• [Short task]: Leave out the pictures and copy everything else below exactly.

Records from a collection
○ ○ ○ ○ ○
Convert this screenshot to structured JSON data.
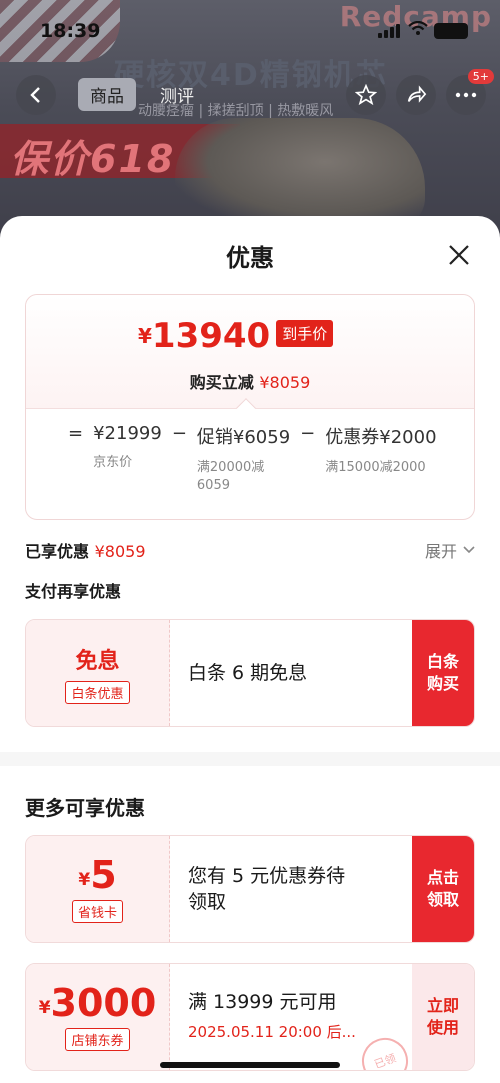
{
  "status_bar": {
    "time": "18:39",
    "battery_indicator": "full"
  },
  "background": {
    "brand": "Redcamp",
    "headline": "硬核双4D精钢机芯",
    "subline": "动腰痉瘤  |  揉搓刮顶  |  热敷暖风",
    "promo": "保价618"
  },
  "nav": {
    "tabs": [
      "商品",
      "测评"
    ],
    "active_tab": 0,
    "badge": "5+",
    "icons": [
      "back-arrow-icon",
      "star-icon",
      "share-icon",
      "more-icon"
    ]
  },
  "sheet": {
    "title": "优惠",
    "price": {
      "currency": "¥",
      "final": "13940",
      "final_tag": "到手价",
      "reduce_label": "购买立减",
      "reduce_amount": "¥8059"
    },
    "formula": [
      {
        "op": "=",
        "value": "¥21999",
        "sub": "京东价"
      },
      {
        "op": "−",
        "value": "促销¥6059",
        "sub": "满20000减\n6059"
      },
      {
        "op": "−",
        "value": "优惠券¥2000",
        "sub": "满15000减2000"
      }
    ],
    "enjoyed_label": "已享优惠",
    "enjoyed_amount": "¥8059",
    "expand_label": "展开",
    "pay_more_label": "支付再享优惠",
    "pay_coupon": {
      "big": "免息",
      "label": "白条优惠",
      "desc": "白条 6 期免息",
      "action": "白条\n购买"
    },
    "more_title": "更多可享优惠",
    "coupons": [
      {
        "currency": "¥",
        "amount": "5",
        "label": "省钱卡",
        "desc_line1": "您有 5 元优惠券待",
        "desc_line2": "领取",
        "action": "点击\n领取"
      },
      {
        "currency": "¥",
        "amount": "3000",
        "label": "店铺东券",
        "desc_line1": "满 13999 元可用",
        "expiry": "2025.05.11 20:00 后...",
        "action": "立即\n使用",
        "stamp": "已领"
      }
    ]
  },
  "colors": {
    "accent": "#e2231a",
    "button": "#e8282f",
    "soft": "#fdf0f0"
  }
}
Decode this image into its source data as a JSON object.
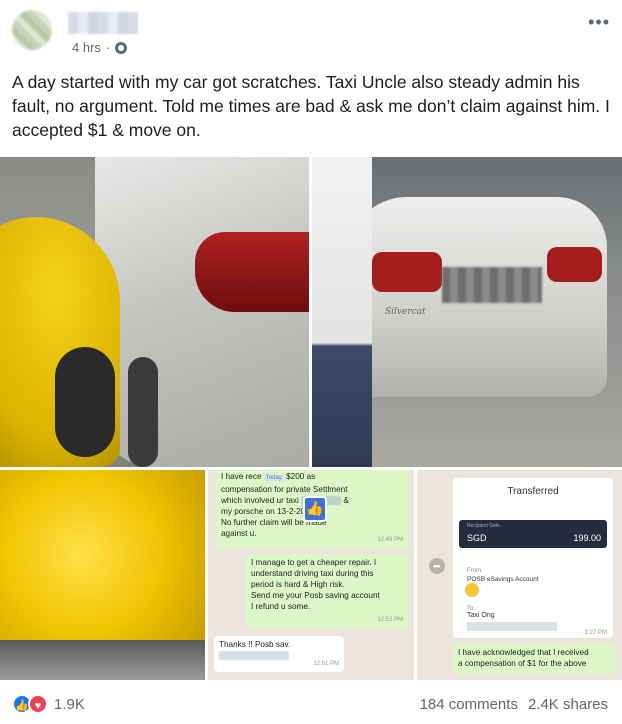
{
  "post": {
    "time": "4 hrs",
    "more_label": "•••",
    "text": "A day started with my car got scratches. Taxi Uncle also steady admin his fault, no argument. Told me times are bad & ask me don’t claim against him. I accepted $1 & move on."
  },
  "photos": {
    "taxi_text": "Silvercat",
    "chat1": {
      "msg1_l1": "I have rece",
      "msg1_tag": "Today",
      "msg1_rest": "$200 as",
      "msg1_l2": "compensation for private Settlment",
      "msg1_l3": "which involved ur taxi",
      "msg1_l3b": "&",
      "msg1_l4": "my porsche",
      "msg1_l4b": "on 13-2-2020.",
      "msg1_l5": "No further claim will be made",
      "msg1_l6": "against u.",
      "msg1_time": "12:49 PM",
      "msg2_l1": "I manage to get a cheaper repair. I",
      "msg2_l2": "understand driving taxi during this",
      "msg2_l3": "period is hard & High risk.",
      "msg2_l4": "Send me your Posb saving account",
      "msg2_l5": "I refund u some.",
      "msg2_time": "12:53 PM",
      "msg3": "Thanks !! Posb sav.",
      "msg3_time": "12:51 PM"
    },
    "chat2": {
      "title": "Transferred",
      "recipient_label": "Recipient Gets",
      "currency": "SGD",
      "amount": "199.00",
      "from_label": "From",
      "from_account": "POSB eSavings Account",
      "to_label": "To",
      "to_name": "Taxi Ong",
      "time": "1:27 PM",
      "ack_l1": "I have acknowledged that I received",
      "ack_l2": "a compensation of $1 for the above"
    }
  },
  "footer": {
    "reaction_count": "1.9K",
    "comments": "184 comments",
    "shares": "2.4K shares"
  },
  "colors": {
    "like": "#1877f2",
    "love": "#f33e58",
    "chat_bubble": "#dcf8c6"
  }
}
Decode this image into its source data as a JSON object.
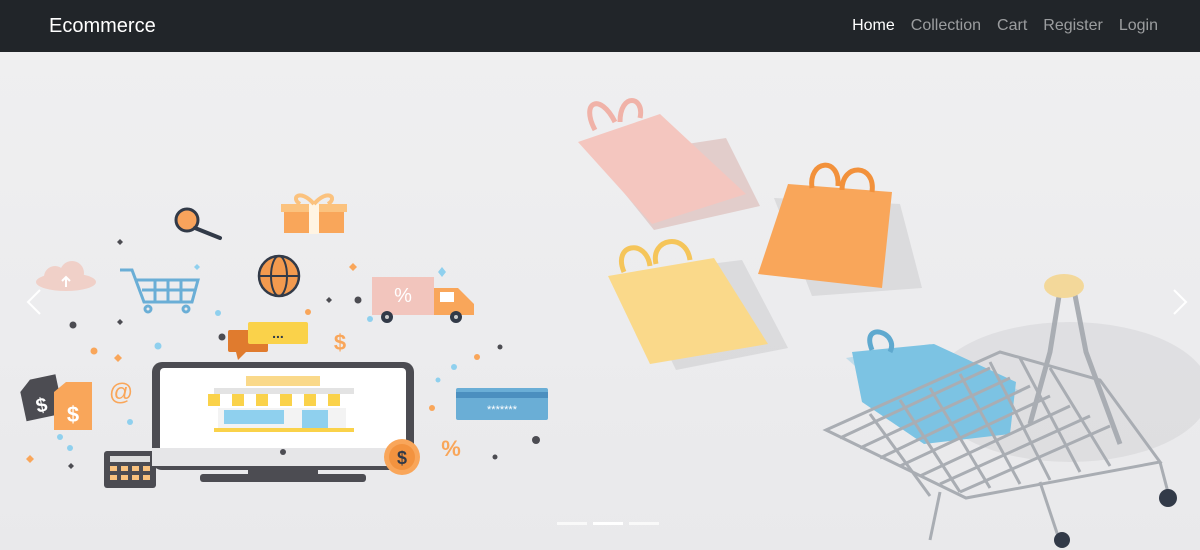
○ ○ ○ ○ ○
• [Written answer]:
Convert this screenshot to structured JSON data.
{
  "status_bar": {
    "time": "18:39",
    "battery_indicator": "full"
  },
  "background": {
    "brand": "Redcamp",
    "headline": "硬核双4D精钢机芯",
    "subline": "动腰痉瘤  |  揉搓刮顶  |  热敷暖风",
    "promo": "保价618"
  },
  "nav": {
    "tabs": [
      "商品",
      "测评"
    ],
    "active_tab": 0,
    "badge": "5+",
    "icons": [
      "back-arrow-icon",
      "star-icon",
      "share-icon",
      "more-icon"
    ]
  },
  "sheet": {
    "title": "优惠",
    "price": {
      "currency": "¥",
      "final": "13940",
      "final_tag": "到手价",
      "reduce_label": "购买立减",
      "reduce_amount": "¥8059"
    },
    "formula": [
      {
        "op": "=",
        "value": "¥21999",
        "sub": "京东价"
      },
      {
        "op": "−",
        "value": "促销¥6059",
        "sub": "满20000减\n6059"
      },
      {
        "op": "−",
        "value": "优惠券¥2000",
        "sub": "满15000减2000"
      }
    ],
    "enjoyed_label": "已享优惠",
    "enjoyed_amount": "¥8059",
    "expand_label": "展开",
    "pay_more_label": "支付再享优惠",
    "pay_coupon": {
      "big": "免息",
      "label": "白条优惠",
      "desc": "白条 6 期免息",
      "action": "白条\n购买"
    },
    "more_title": "更多可享优惠",
    "coupons": [
      {
        "currency": "¥",
        "amount": "5",
        "label": "省钱卡",
        "desc_line1": "您有 5 元优惠券待",
        "desc_line2": "领取",
        "action": "点击\n领取"
      },
      {
        "currency": "¥",
        "amount": "3000",
        "label": "店铺东券",
        "desc_line1": "满 13999 元可用",
        "expiry": "2025.05.11 20:00 后...",
        "action": "立即\n使用",
        "stamp": "已领"
      }
    ]
  },
  "colors": {
    "accent": "#e2231a",
    "button": "#e8282f",
    "soft": "#fdf0f0"
  }
}
Decode this image into its source data as a JSON object.
{
  "post": {
    "time": "4 hrs",
    "more_label": "•••",
    "text": "A day started with my car got scratches. Taxi Uncle also steady admin his fault, no argument. Told me times are bad & ask me don’t claim against him. I accepted $1 & move on."
  },
  "photos": {
    "taxi_text": "Silvercat",
    "chat1": {
      "msg1_l1": "I have rece",
      "msg1_tag": "Today",
      "msg1_rest": "$200 as",
      "msg1_l2": "compensation for private Settlment",
      "msg1_l3": "which involved ur taxi",
      "msg1_l3b": "&",
      "msg1_l4": "my porsche",
      "msg1_l4b": "on 13-2-2020.",
      "msg1_l5": "No further claim will be made",
      "msg1_l6": "against u.",
      "msg1_time": "12:49 PM",
      "msg2_l1": "I manage to get a cheaper repair. I",
      "msg2_l2": "understand driving taxi during this",
      "msg2_l3": "period is hard & High risk.",
      "msg2_l4": "Send me your Posb saving account",
      "msg2_l5": "I refund u some.",
      "msg2_time": "12:53 PM",
      "msg3": "Thanks !! Posb sav.",
      "msg3_time": "12:51 PM"
    },
    "chat2": {
      "title": "Transferred",
      "recipient_label": "Recipient Gets",
      "currency": "SGD",
      "amount": "199.00",
      "from_label": "From",
      "from_account": "POSB eSavings Account",
      "to_label": "To",
      "to_name": "Taxi Ong",
      "time": "1:27 PM",
      "ack_l1": "I have acknowledged that I received",
      "ack_l2": "a compensation of $1 for the above"
    }
  },
  "footer": {
    "reaction_count": "1.9K",
    "comments": "184 comments",
    "shares": "2.4K shares"
  },
  "colors": {
    "like": "#1877f2",
    "love": "#f33e58",
    "chat_bubble": "#dcf8c6"
  }
}
Decode this image into its source data as a JSON object.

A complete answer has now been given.